_Objective_
Below is a block of records: output all of them exactly and leave out the pictures.

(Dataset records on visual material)
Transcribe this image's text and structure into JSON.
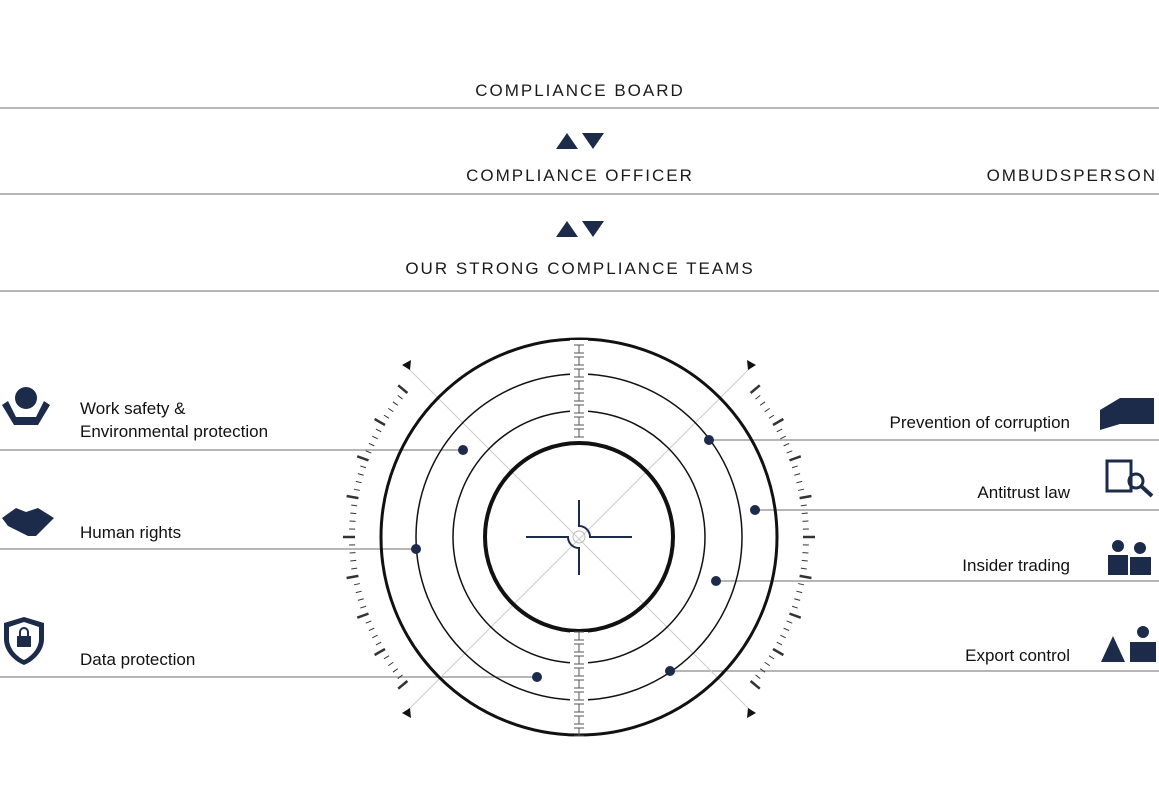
{
  "levels": [
    {
      "title": "COMPLIANCE BOARD"
    },
    {
      "title": "COMPLIANCE OFFICER",
      "side": "OMBUDSPERSON"
    },
    {
      "title": "OUR STRONG COMPLIANCE TEAMS"
    }
  ],
  "left_topics": [
    {
      "label_lines": [
        "Work safety &",
        "Environmental protection"
      ]
    },
    {
      "label_lines": [
        "Human rights"
      ]
    },
    {
      "label_lines": [
        "Data protection"
      ]
    }
  ],
  "right_topics": [
    {
      "label_lines": [
        "Prevention of corruption"
      ]
    },
    {
      "label_lines": [
        "Antitrust law"
      ]
    },
    {
      "label_lines": [
        "Insider trading"
      ]
    },
    {
      "label_lines": [
        "Export control"
      ]
    }
  ]
}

_The solution_
Transcribe this image's text and structure into JSON.
{
  "levels": [
    {
      "title": "COMPLIANCE BOARD"
    },
    {
      "title": "COMPLIANCE OFFICER",
      "side": "OMBUDSPERSON"
    },
    {
      "title": "OUR STRONG COMPLIANCE TEAMS"
    }
  ],
  "left_topics": [
    {
      "label_lines": [
        "Work safety &",
        "Environmental protection"
      ]
    },
    {
      "label_lines": [
        "Human rights"
      ]
    },
    {
      "label_lines": [
        "Data protection"
      ]
    }
  ],
  "right_topics": [
    {
      "label_lines": [
        "Prevention of corruption"
      ]
    },
    {
      "label_lines": [
        "Antitrust law"
      ]
    },
    {
      "label_lines": [
        "Insider trading"
      ]
    },
    {
      "label_lines": [
        "Export control"
      ]
    }
  ]
}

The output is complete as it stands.